Key Points: The recent sale of the Adelaide to Darwin railway project is a good example of commercial drivers and risk allocation on a PPP deal working as originally intended.
Our Major Projects Team recently advised the AustralAsia Railway Corporation on the $334 million sale of the Adelaide to Darwin railway project. The Corporation is the statutory corporation established by the Northern Territory and South Australian Governments to represent their interests in relation to the project.
The Build Own Operate Transfer (BOOT) project was sold by the receivers appointed by the senior project financiers to a wholly owned Australian subsidiary company of Genesee & Wyoming Inc (GWI). GWI is a New York Stock Exchange-listed corporation that operates railways in the US, Canada, Netherlands and Australia.
"The sale was more complex than most sales of PPP projects because GWI wanted to purchase the contractual rights and other assets of the existing special project vehicle, rather than the vehicle itself. GWI also wanted to make a number of substantive changes to the commercial terms of the original deal, which required careful negotiations to ensure that the Governments' risk profile was maintained" says Owen Hayford, who led our team.
The sale was further complicated by GWI's desire to replace the existing project finance structure with intercompany loans from other members of the GWI group, utilising funds raised through the existing global credit facilities of GWI.

■ Extracted records:
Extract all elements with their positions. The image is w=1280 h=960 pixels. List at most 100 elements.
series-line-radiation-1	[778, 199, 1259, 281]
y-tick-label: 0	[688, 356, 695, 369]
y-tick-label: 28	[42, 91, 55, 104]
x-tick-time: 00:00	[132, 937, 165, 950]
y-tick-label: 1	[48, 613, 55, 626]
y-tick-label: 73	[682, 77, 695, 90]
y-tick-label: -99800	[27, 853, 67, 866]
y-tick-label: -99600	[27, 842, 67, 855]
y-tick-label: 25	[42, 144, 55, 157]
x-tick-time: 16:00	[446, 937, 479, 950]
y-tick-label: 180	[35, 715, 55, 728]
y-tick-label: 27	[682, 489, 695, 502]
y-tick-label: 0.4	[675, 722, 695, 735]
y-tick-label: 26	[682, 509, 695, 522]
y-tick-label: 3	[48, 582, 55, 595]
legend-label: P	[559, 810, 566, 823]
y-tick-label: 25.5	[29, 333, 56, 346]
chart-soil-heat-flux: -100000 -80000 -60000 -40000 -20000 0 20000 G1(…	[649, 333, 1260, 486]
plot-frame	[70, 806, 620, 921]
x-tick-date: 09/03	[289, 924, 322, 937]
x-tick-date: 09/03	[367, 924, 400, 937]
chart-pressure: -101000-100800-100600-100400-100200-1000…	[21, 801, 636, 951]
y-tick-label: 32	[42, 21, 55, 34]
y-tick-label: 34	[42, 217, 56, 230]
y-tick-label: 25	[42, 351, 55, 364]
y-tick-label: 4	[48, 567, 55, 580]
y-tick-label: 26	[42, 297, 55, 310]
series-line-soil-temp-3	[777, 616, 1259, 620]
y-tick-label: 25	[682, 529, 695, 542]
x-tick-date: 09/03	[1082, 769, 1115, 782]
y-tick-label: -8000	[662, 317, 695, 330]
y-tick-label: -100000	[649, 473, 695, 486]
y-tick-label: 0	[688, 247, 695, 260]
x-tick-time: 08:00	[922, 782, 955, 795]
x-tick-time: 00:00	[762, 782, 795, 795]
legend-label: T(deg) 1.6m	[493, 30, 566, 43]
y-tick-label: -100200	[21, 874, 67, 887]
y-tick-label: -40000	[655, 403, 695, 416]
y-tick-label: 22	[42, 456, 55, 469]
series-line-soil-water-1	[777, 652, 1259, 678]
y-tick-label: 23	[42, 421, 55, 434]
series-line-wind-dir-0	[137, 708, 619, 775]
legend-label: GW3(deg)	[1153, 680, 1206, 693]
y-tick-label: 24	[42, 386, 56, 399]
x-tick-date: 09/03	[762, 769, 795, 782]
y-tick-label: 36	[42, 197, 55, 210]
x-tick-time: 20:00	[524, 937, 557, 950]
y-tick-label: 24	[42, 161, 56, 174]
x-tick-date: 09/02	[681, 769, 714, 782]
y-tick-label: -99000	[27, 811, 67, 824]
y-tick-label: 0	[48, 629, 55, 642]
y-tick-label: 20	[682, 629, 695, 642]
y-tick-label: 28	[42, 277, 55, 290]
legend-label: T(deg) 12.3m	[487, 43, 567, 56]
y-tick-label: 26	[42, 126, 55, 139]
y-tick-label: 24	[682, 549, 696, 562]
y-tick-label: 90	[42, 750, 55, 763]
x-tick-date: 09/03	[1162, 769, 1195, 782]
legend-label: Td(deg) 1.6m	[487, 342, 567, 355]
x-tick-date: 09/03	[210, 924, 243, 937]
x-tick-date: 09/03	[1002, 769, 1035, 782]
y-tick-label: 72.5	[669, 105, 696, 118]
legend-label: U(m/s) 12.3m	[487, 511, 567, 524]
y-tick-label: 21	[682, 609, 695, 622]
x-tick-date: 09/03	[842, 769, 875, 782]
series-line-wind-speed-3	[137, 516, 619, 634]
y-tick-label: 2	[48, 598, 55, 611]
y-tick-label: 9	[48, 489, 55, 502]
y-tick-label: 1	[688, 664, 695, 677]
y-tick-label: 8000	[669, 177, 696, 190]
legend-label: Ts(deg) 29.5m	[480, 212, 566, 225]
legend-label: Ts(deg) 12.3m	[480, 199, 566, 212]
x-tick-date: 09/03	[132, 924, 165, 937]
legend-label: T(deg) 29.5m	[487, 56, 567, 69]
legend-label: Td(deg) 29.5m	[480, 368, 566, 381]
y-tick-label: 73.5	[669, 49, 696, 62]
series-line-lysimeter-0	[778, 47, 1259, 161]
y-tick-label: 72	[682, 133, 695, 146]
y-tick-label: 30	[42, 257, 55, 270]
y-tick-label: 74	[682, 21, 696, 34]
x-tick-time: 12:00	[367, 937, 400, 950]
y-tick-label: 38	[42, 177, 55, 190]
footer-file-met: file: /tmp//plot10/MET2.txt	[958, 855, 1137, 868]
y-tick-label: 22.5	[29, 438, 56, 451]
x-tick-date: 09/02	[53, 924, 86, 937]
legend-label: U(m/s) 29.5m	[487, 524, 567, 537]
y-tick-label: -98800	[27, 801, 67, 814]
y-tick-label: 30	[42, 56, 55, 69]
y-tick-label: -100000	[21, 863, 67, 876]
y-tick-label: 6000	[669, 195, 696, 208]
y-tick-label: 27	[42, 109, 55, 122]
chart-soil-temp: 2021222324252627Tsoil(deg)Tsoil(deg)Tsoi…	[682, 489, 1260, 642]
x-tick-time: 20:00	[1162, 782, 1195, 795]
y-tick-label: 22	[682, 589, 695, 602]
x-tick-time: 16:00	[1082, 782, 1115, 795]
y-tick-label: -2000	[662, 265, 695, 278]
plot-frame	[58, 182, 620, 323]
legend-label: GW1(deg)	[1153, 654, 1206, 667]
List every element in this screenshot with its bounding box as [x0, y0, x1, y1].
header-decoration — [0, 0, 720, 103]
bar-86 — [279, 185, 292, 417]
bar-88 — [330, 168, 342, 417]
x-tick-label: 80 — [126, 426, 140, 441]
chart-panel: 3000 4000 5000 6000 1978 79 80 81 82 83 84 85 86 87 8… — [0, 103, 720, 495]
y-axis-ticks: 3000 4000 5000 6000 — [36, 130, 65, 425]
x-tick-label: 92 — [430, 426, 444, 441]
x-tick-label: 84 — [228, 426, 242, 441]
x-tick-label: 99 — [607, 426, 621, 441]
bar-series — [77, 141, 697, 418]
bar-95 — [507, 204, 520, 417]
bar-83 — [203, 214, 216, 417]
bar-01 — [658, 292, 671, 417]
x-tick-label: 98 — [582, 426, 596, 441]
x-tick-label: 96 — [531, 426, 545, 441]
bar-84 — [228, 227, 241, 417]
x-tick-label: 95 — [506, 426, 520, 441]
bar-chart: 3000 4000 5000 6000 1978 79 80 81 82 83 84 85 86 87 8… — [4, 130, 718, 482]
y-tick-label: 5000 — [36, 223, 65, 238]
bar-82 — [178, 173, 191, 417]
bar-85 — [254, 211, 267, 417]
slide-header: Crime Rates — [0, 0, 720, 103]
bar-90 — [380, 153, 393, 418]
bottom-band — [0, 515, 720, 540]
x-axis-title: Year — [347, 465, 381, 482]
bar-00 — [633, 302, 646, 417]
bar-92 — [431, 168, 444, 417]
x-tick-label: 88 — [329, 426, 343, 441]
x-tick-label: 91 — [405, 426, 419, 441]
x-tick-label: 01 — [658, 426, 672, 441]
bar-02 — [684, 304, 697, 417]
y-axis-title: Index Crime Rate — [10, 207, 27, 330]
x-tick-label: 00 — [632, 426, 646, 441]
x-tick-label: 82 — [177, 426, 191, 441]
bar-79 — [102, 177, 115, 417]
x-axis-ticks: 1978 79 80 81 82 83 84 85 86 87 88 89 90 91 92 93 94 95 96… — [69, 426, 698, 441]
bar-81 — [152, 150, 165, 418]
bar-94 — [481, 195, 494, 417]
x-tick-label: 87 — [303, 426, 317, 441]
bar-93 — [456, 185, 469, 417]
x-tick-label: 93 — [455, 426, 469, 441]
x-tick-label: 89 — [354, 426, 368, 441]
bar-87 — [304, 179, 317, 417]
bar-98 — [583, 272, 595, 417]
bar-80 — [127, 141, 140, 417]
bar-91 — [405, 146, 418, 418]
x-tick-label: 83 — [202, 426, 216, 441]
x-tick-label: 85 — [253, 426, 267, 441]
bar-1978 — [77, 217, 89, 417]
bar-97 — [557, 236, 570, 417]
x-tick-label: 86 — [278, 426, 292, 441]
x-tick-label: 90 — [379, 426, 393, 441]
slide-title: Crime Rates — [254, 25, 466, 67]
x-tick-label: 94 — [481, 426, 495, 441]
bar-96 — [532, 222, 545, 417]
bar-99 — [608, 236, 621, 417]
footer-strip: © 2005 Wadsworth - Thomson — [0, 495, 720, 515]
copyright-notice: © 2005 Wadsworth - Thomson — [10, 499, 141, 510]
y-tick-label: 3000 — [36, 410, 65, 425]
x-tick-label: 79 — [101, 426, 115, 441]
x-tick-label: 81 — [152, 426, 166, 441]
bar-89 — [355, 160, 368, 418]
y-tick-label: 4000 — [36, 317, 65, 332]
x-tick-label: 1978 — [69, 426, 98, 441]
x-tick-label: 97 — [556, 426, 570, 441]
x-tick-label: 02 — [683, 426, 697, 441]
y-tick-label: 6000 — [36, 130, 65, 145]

■ Exercise instructions:
a – From the passage on the Adelaide to Darwin railway sale, copy the part from "Key Points: The" up to and including "to the project.".
b – Based on the passage on the Adelaide to Darwin railway sale, say whether each statement agrees with it (yes or no), and quote the words that decide it: (i) The railway project sold for $334 million. (ii) GWI sought to buy the existing special project vehicle itself. (iii) GWI is listed on the New York Stock Exchange.
c – Write the next part of the passage on the Adelaide to Darwin railway sale, following on from its final sentence.

■ Answer set:
a –
Key Points: The recent sale of the Adelaide to Darwin railway project is a good example of commercial drivers and risk allocation on a PPP deal working as originally intended.
Our Major Projects Team recently advised the AustralAsia Railway Corporation on the $334 million sale of the Adelaide to Darwin railway project. The Corporation is the statutory corporation established by the Northern Territory and South Australian Governments to represent their interests in relation to the project.

b –
(i) Yes: "the $334 million sale of the Adelaide to Darwin railway project"
(ii) No: "GWI wanted to purchase the contractual rights and other assets of the existing special project vehicle, rather than the vehicle itself"
(iii) Yes: "GWI is a New York Stock Exchange-listed corporation"

c –
John Shirbin says "This change had both positive and potentially negative impacts on the Government's risk profile. The corporate finance arrangements mean that the new project vehicle is more closely tied to the fortunes of GWI's global businesses. However, various measures have been put in place to mitigate and offset this risk. And on the positive side, with the new project vehicle being wholly owned by GWI, it can be expected that GWI will be singularly focused and committed to the ongoing success of the project."
The Governments have also secured commitments from the new owner to continue existing intermodal freight train services and pursue new business opportunities for freight rail services.
"The fact that this project went into receivership should not be seen as a failure of the PPP model", says Owen. The project went into receivership because it failed to generate the revenues which were forecast by the original equity investors. The consequent loss in project value was borne by these equity investors and subordinated debt financiers, in accordance with the agreed risk allocation.
"The project did not require a bail-out by the Governments, and the railway operated at all times during the receivership process. Rather than a failed PPP, the project should be seen as a good example of the commercial drivers and risk allocation on a PPP deal working as originally intended", Owen explained.
The project continues to generate substantial economic benefits for the Northern Territory and South Australia, justifying the original decision of the Commonwealth, NT and SA Governments to support the project as a PPP.